* **Written task**
Find the lines holding the word "with" and collect them.

+ + +

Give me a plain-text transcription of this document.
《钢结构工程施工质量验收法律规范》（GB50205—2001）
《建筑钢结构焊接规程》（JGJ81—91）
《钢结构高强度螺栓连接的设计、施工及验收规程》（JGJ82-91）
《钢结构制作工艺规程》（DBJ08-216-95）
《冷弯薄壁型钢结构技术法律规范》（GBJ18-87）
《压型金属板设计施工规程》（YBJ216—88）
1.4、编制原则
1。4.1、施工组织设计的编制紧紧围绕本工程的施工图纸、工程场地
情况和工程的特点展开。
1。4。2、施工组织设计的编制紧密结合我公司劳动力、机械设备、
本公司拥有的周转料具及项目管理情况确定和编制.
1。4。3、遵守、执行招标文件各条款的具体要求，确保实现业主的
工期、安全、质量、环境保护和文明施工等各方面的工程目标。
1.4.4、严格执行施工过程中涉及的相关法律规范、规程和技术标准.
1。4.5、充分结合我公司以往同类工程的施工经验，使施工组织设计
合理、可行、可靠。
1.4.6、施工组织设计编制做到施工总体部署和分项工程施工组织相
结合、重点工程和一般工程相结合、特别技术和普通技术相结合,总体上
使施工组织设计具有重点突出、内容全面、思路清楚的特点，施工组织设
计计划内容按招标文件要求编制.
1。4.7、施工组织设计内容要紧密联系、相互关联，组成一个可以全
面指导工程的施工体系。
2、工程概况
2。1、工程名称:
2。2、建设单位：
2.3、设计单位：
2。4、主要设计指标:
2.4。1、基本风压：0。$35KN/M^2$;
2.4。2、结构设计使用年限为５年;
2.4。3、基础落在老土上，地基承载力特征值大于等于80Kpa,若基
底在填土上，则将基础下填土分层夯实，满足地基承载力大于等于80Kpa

+ + +

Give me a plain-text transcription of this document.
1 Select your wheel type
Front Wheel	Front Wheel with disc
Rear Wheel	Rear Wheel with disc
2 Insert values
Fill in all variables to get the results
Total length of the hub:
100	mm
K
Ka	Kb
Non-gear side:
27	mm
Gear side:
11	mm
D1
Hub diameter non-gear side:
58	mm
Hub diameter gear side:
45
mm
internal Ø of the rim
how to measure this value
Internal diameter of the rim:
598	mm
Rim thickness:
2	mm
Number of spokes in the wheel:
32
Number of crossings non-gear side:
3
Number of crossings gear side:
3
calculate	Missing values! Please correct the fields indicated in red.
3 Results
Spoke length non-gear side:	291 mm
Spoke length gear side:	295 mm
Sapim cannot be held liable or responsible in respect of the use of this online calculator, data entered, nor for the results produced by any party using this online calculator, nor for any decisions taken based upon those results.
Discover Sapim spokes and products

+ + +

* **Answer to the problem**
Front Wheel	Front Wheel with disc
Rear Wheel	Rear Wheel with disc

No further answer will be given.